What is needed: Set down the material once more, exactly as it appears.

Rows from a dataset

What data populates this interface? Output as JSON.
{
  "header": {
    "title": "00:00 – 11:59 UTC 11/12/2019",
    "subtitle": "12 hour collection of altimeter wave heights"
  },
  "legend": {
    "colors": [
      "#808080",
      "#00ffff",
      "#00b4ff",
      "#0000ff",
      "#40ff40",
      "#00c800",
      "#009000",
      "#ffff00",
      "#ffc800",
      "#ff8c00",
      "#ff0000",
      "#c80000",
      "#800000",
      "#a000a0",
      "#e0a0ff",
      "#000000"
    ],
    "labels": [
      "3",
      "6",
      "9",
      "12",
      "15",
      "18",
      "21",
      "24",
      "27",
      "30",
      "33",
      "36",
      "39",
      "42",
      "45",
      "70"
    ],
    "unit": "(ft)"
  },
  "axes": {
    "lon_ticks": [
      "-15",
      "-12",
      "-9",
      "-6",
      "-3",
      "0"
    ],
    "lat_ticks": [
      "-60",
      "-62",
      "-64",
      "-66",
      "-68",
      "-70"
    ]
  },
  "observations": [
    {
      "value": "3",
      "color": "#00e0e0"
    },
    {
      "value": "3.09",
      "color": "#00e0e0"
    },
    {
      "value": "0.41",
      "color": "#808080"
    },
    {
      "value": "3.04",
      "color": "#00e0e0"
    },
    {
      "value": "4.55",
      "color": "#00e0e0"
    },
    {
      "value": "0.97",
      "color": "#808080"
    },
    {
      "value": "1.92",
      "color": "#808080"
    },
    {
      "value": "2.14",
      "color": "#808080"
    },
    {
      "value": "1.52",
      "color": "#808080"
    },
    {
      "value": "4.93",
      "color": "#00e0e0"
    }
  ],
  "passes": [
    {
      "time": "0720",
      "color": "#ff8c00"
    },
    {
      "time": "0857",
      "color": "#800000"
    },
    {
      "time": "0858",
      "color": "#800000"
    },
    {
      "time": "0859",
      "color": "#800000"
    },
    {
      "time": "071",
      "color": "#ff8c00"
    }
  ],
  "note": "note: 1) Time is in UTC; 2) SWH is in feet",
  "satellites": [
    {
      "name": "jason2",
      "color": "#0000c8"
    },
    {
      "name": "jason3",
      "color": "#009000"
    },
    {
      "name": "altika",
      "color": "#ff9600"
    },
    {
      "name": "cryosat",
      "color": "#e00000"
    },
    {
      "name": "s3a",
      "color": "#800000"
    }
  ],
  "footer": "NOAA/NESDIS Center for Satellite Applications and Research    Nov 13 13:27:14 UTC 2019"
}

The output:
What data populates this interface? Output as JSON.
{
  "header": {
    "title": "00:00 – 11:59 UTC 11/12/2019",
    "subtitle": "12 hour collection of altimeter wave heights"
  },
  "legend": {
    "colors": [
      "#808080",
      "#00ffff",
      "#00b4ff",
      "#0000ff",
      "#40ff40",
      "#00c800",
      "#009000",
      "#ffff00",
      "#ffc800",
      "#ff8c00",
      "#ff0000",
      "#c80000",
      "#800000",
      "#a000a0",
      "#e0a0ff",
      "#000000"
    ],
    "labels": [
      "3",
      "6",
      "9",
      "12",
      "15",
      "18",
      "21",
      "24",
      "27",
      "30",
      "33",
      "36",
      "39",
      "42",
      "45",
      "70"
    ],
    "unit": "(ft)"
  },
  "axes": {
    "lon_ticks": [
      "-15",
      "-12",
      "-9",
      "-6",
      "-3",
      "0"
    ],
    "lat_ticks": [
      "-60",
      "-62",
      "-64",
      "-66",
      "-68",
      "-70"
    ]
  },
  "observations": [
    {
      "value": "3",
      "color": "#00e0e0"
    },
    {
      "value": "3.09",
      "color": "#00e0e0"
    },
    {
      "value": "0.41",
      "color": "#808080"
    },
    {
      "value": "3.04",
      "color": "#00e0e0"
    },
    {
      "value": "4.55",
      "color": "#00e0e0"
    },
    {
      "value": "0.97",
      "color": "#808080"
    },
    {
      "value": "1.92",
      "color": "#808080"
    },
    {
      "value": "2.14",
      "color": "#808080"
    },
    {
      "value": "1.52",
      "color": "#808080"
    },
    {
      "value": "4.93",
      "color": "#00e0e0"
    }
  ],
  "passes": [
    {
      "time": "0720",
      "color": "#ff8c00"
    },
    {
      "time": "0857",
      "color": "#800000"
    },
    {
      "time": "0858",
      "color": "#800000"
    },
    {
      "time": "0859",
      "color": "#800000"
    },
    {
      "time": "071",
      "color": "#ff8c00"
    }
  ],
  "note": "note: 1) Time is in UTC; 2) SWH is in feet",
  "satellites": [
    {
      "name": "jason2",
      "color": "#0000c8"
    },
    {
      "name": "jason3",
      "color": "#009000"
    },
    {
      "name": "altika",
      "color": "#ff9600"
    },
    {
      "name": "cryosat",
      "color": "#e00000"
    },
    {
      "name": "s3a",
      "color": "#800000"
    }
  ],
  "footer": "NOAA/NESDIS Center for Satellite Applications and Research    Nov 13 13:27:14 UTC 2019"
}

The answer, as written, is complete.